**Problem details:** Compile every line that includes the word "Retinoblastoma".

--- Start ---

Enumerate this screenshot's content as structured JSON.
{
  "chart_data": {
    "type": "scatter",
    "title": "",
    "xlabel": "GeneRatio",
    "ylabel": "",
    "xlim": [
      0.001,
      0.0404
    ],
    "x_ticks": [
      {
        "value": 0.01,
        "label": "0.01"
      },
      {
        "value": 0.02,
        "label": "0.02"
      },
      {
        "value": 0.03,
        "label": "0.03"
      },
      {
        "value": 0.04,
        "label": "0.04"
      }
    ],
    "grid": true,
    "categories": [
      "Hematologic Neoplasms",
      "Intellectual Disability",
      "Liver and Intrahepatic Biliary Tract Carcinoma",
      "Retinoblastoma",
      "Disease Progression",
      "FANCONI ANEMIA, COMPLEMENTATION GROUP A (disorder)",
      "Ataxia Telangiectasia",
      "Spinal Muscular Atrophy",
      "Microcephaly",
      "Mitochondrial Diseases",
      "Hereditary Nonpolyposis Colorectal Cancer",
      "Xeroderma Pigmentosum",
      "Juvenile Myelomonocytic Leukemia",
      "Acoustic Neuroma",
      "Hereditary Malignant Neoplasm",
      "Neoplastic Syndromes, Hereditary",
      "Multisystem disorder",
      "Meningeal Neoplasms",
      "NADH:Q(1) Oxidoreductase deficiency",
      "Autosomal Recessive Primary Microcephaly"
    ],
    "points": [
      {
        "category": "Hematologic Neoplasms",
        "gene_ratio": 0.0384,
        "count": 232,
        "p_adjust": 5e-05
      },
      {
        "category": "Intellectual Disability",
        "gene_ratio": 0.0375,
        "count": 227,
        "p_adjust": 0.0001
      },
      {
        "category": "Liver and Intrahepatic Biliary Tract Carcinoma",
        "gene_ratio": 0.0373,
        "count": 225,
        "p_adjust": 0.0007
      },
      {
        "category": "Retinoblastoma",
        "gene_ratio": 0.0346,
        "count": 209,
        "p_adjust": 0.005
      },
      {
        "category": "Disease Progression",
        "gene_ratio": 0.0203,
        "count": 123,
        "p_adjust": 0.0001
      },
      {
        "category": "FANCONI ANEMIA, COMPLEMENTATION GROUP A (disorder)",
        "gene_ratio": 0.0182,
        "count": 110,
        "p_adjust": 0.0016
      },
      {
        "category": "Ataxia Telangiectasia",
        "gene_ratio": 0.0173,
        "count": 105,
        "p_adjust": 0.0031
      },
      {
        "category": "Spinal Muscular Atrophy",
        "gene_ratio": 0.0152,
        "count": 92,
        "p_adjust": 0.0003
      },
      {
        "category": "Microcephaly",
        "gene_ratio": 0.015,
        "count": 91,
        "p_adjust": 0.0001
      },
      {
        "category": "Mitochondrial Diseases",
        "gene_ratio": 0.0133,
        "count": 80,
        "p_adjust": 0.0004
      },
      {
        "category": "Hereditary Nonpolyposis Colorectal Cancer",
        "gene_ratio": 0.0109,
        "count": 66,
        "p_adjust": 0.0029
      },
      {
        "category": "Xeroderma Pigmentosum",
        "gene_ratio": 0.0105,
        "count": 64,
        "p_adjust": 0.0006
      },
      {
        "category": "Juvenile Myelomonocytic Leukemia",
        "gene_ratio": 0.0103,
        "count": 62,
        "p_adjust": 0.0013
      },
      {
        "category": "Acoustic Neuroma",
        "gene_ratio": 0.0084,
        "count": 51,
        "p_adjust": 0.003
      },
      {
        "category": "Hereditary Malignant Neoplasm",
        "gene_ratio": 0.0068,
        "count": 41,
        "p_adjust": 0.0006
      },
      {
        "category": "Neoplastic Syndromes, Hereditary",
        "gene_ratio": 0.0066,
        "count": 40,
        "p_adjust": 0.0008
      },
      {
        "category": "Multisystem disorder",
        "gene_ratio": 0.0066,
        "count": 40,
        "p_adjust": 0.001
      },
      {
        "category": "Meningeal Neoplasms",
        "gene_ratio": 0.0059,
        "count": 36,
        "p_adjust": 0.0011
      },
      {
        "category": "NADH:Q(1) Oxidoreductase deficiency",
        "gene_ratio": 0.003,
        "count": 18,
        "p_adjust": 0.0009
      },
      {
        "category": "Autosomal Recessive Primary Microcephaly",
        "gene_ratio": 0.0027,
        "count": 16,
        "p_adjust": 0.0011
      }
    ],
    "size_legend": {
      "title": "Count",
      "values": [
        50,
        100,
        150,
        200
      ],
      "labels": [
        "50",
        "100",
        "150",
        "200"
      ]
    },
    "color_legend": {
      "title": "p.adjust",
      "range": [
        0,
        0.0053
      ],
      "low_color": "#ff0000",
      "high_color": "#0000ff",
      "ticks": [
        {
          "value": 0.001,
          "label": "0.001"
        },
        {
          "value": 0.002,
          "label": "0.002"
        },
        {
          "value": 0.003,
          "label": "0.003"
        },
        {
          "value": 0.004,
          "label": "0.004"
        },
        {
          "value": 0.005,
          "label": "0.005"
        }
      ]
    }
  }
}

--- End ---

**Answer below:**
      "Retinoblastoma",
        "category": "Retinoblastoma",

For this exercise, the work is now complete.